● Short problem
Identify every line in the records below that contains the word "grozljivke", and reproduce each one.

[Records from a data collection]
>> BEGIN
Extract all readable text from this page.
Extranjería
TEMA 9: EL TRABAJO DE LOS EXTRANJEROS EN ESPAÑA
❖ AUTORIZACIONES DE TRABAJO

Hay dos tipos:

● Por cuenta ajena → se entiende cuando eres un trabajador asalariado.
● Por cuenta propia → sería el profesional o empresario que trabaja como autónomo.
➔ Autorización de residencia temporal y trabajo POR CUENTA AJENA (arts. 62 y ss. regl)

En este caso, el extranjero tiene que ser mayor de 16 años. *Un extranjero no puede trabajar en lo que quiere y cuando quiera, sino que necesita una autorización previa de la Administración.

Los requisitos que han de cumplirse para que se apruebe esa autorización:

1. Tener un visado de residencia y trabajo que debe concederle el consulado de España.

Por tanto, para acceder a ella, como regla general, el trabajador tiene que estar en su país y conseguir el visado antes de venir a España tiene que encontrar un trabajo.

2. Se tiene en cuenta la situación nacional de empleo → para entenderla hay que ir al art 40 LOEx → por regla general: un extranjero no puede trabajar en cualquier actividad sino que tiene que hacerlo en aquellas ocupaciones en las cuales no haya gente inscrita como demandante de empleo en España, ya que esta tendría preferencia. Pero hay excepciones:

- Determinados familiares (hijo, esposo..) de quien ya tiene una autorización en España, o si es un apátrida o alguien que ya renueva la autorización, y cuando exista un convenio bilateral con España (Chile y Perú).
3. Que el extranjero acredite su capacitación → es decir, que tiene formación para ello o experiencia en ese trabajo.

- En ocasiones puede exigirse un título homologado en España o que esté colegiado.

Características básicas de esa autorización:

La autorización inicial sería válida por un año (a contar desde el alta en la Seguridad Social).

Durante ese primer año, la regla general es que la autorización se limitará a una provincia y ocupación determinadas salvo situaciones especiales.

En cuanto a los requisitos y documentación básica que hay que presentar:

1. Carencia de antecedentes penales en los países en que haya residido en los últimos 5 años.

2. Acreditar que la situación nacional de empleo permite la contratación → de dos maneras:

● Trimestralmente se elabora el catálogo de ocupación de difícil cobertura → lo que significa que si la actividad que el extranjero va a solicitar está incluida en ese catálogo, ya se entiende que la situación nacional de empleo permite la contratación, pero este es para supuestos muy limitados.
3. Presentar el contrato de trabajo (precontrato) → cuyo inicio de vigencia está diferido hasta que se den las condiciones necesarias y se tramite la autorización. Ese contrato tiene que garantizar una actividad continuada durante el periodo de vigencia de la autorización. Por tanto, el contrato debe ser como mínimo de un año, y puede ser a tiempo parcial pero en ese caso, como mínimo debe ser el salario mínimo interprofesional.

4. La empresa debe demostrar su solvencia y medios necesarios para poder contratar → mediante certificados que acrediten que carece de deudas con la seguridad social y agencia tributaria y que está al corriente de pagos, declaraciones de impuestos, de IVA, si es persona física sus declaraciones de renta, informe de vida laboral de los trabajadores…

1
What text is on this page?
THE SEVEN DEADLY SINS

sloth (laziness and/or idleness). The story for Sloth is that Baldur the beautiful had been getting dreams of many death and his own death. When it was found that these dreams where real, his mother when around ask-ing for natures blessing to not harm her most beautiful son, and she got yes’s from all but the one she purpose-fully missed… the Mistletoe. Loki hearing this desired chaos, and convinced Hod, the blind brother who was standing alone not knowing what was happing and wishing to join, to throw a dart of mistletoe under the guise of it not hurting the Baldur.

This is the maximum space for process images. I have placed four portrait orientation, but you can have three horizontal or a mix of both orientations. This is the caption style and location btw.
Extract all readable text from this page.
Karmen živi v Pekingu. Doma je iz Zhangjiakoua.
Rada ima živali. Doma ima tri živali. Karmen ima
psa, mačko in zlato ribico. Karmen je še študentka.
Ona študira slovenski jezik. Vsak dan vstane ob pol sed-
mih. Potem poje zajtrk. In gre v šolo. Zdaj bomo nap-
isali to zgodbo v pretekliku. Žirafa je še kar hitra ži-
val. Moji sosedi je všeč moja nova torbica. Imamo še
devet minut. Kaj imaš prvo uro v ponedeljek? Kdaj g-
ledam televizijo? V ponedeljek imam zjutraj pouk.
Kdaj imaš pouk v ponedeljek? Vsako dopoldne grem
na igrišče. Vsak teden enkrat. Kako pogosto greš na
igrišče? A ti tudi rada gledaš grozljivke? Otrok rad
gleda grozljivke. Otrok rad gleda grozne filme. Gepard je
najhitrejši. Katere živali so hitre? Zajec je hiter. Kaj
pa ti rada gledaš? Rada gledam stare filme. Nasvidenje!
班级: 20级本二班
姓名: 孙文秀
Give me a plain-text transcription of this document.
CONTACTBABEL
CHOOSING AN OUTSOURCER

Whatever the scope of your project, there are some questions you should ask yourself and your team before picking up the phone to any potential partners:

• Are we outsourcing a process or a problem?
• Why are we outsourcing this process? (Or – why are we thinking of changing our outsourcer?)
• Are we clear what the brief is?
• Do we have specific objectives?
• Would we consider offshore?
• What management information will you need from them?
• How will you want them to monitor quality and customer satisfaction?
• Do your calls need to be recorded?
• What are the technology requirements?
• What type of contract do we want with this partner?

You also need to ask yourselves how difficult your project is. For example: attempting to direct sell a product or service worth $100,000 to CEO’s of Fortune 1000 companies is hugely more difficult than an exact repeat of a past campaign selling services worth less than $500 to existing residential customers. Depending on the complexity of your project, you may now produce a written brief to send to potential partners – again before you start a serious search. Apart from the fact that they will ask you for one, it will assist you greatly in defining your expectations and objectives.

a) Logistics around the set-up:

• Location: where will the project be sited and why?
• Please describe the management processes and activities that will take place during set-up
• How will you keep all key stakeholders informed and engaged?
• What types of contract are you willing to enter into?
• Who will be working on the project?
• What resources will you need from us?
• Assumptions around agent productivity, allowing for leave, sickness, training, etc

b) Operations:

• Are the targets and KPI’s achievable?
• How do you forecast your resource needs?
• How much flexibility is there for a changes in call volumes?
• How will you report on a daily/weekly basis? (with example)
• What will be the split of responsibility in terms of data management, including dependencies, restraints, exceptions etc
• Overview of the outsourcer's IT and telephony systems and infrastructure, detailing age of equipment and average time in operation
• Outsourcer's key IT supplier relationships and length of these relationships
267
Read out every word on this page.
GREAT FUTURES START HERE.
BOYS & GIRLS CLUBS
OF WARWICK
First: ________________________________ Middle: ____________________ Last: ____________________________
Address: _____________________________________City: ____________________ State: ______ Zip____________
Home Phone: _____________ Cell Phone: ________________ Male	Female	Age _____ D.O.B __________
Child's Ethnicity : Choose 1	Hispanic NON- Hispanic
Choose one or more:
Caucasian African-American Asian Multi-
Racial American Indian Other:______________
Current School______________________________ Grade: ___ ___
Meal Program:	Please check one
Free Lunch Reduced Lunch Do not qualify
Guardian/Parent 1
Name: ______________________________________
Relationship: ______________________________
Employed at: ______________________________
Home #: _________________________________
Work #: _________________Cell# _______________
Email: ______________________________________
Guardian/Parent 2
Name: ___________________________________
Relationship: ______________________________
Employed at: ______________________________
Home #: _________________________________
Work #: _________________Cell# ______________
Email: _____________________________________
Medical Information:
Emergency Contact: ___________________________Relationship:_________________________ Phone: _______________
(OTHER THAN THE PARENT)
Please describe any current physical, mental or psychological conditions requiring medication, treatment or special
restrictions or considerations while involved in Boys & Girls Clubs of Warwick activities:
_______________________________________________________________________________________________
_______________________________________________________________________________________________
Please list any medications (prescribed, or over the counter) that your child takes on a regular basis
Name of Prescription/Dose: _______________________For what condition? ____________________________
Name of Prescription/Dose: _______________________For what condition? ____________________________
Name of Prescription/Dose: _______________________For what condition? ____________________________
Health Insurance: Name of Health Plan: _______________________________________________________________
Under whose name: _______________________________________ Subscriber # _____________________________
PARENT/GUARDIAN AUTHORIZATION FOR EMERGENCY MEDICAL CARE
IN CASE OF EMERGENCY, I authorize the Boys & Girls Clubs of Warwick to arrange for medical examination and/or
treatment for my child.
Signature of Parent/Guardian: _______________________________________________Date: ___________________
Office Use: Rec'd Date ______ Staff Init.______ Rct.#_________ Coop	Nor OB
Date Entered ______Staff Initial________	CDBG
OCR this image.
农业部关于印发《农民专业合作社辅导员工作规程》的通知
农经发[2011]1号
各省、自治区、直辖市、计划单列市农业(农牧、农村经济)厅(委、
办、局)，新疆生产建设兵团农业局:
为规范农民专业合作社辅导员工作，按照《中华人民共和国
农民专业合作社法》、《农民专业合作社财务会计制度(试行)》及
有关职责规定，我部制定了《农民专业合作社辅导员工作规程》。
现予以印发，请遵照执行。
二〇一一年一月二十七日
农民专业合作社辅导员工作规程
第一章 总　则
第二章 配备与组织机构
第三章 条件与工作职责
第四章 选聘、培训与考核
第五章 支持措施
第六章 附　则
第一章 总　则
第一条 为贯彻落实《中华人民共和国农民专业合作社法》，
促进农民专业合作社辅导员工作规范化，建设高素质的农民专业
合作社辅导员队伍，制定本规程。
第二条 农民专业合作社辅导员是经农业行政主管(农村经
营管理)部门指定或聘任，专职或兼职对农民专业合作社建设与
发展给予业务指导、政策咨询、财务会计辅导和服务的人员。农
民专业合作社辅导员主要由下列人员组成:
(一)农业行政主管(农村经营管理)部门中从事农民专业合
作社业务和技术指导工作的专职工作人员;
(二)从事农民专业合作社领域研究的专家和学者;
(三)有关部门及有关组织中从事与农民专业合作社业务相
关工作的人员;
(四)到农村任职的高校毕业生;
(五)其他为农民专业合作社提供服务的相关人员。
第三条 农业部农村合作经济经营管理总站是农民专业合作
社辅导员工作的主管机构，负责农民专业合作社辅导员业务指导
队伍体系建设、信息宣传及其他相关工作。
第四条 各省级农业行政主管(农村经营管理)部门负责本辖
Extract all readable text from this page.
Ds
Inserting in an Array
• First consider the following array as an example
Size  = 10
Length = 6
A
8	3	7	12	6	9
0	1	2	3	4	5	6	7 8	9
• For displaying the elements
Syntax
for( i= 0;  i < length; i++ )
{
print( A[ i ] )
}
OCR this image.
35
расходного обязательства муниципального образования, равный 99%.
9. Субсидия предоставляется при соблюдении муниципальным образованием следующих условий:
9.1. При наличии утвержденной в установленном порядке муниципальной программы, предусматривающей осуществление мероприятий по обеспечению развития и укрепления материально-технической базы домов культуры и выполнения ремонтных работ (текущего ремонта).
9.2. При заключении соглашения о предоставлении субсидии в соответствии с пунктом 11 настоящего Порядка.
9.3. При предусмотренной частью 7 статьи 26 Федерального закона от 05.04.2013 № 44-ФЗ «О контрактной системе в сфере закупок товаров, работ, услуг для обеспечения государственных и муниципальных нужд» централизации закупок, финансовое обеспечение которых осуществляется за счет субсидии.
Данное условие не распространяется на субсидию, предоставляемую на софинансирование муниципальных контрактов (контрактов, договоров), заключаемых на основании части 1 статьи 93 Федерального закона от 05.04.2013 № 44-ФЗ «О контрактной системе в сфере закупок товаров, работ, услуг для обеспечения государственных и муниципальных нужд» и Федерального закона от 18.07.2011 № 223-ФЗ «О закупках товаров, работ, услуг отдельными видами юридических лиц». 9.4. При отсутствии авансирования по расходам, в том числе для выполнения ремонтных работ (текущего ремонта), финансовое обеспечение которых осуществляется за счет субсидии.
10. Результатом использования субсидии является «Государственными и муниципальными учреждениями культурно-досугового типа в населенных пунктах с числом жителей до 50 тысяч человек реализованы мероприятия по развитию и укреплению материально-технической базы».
>> END
● Response to the exercise
igrišče? A ti tudi rada gledaš grozljivke? Otrok rad
gleda grozljivke. Otrok rad gleda grozne filme. Gepard je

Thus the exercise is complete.